▼▼▼

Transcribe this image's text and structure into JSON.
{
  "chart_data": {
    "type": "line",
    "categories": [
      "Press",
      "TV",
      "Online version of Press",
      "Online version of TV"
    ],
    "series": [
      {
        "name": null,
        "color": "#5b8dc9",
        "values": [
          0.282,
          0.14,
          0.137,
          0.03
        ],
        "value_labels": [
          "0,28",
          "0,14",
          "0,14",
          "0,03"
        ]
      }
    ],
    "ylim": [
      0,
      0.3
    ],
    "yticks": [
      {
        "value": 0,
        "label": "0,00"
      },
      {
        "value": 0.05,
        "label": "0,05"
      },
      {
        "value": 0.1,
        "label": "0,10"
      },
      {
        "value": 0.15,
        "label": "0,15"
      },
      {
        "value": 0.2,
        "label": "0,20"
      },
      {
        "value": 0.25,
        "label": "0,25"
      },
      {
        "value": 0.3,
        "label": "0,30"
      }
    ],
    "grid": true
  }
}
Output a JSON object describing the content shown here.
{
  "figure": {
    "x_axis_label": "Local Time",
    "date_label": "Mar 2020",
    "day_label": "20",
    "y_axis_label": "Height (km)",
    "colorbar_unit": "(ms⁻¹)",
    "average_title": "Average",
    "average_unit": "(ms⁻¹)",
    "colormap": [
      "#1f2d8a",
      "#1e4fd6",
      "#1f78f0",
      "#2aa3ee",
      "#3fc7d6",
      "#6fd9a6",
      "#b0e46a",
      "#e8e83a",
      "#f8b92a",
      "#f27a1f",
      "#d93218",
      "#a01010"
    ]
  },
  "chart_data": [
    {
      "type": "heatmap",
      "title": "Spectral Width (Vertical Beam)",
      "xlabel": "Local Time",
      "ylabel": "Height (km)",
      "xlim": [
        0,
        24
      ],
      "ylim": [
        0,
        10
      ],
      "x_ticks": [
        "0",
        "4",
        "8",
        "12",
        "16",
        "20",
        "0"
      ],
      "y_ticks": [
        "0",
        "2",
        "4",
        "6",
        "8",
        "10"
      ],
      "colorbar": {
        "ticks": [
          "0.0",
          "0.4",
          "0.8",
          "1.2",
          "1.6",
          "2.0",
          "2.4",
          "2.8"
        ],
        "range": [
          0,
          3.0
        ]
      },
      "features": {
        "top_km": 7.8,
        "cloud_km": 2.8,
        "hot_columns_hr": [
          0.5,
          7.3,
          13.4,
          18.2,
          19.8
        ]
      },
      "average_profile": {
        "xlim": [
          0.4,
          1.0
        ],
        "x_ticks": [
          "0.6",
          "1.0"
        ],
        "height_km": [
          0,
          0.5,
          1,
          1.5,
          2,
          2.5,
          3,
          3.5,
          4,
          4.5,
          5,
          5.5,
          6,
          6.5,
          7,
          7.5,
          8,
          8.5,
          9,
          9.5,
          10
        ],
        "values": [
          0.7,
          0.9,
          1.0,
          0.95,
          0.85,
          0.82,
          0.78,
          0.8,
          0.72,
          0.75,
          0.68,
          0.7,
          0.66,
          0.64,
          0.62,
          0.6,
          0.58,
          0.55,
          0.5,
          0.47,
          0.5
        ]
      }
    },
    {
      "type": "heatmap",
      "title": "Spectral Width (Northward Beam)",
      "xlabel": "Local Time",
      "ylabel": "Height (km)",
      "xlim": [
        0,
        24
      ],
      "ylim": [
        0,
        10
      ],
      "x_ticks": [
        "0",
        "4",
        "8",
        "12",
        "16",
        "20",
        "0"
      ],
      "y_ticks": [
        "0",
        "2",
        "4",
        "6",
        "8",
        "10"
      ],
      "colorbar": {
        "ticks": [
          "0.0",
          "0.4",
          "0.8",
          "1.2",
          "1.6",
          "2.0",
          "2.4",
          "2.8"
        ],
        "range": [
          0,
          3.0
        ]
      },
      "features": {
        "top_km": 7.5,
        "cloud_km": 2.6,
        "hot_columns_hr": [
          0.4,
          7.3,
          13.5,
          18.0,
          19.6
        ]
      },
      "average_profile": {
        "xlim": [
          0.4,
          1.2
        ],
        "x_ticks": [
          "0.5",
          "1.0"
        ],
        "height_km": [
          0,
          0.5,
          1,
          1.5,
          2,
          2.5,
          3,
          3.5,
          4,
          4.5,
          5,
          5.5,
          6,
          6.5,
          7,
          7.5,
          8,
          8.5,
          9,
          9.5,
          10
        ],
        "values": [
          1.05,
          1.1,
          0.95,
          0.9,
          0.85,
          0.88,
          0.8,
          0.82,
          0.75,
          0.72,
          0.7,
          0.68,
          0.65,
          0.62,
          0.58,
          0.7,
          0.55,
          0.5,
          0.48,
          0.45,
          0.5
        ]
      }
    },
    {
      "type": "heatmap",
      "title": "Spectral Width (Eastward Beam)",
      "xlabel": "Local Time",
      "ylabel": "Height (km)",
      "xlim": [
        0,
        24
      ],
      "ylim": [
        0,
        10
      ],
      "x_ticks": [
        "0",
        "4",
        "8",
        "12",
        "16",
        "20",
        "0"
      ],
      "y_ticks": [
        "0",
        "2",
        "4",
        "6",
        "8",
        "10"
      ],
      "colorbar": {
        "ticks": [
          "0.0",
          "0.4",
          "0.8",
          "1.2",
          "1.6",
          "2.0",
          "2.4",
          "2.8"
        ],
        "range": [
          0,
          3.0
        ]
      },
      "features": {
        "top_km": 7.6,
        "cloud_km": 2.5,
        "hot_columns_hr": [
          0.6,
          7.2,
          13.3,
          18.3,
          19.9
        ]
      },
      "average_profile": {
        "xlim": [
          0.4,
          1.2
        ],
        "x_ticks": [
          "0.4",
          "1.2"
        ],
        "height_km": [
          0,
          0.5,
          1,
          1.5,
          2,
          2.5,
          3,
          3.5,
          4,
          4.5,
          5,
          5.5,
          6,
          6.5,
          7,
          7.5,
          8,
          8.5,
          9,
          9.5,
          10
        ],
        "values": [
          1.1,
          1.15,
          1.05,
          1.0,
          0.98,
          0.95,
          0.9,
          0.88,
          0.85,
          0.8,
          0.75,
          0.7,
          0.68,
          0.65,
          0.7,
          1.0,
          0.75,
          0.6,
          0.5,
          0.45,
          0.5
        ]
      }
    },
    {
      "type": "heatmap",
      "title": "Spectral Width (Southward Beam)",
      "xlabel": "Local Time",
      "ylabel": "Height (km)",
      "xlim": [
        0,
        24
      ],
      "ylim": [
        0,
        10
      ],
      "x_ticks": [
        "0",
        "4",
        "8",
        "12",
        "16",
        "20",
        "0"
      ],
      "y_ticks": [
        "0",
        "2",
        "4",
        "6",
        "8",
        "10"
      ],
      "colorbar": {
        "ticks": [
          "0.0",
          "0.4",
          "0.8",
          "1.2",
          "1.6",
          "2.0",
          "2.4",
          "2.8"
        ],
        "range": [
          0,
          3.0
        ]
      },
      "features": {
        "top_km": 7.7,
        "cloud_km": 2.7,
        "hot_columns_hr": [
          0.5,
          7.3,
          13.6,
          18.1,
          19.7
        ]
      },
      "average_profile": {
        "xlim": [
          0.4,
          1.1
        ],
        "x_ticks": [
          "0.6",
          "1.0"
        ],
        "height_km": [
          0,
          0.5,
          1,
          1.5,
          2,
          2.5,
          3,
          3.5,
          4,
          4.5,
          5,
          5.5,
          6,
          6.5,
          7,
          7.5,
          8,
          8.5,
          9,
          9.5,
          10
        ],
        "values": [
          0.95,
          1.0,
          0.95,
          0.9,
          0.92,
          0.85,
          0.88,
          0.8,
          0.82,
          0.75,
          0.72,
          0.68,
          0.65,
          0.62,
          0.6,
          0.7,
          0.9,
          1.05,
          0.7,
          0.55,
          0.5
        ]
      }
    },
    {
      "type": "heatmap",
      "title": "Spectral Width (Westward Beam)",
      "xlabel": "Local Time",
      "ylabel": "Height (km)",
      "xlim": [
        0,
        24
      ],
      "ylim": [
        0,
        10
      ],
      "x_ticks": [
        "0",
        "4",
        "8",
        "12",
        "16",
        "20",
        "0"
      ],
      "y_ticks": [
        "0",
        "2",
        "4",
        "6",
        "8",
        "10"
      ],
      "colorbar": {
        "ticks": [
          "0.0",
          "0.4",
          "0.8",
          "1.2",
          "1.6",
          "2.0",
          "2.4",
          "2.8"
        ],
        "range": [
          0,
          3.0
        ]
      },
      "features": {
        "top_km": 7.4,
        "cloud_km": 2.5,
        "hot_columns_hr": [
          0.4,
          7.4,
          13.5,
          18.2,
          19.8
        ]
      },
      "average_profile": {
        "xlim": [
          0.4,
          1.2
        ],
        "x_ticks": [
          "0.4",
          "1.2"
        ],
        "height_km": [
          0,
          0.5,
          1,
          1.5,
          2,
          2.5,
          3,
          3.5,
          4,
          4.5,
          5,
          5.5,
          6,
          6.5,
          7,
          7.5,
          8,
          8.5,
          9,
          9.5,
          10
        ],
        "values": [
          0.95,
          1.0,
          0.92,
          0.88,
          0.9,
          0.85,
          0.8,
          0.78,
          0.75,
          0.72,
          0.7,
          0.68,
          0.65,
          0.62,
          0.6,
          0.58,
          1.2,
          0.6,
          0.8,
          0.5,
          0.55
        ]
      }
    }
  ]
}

▲▲▲

Scan the listing above for the word "JSON" and show each line where it is found.

Transcribe this image's text and structure into JSON.
Output a JSON object describing the content shown here.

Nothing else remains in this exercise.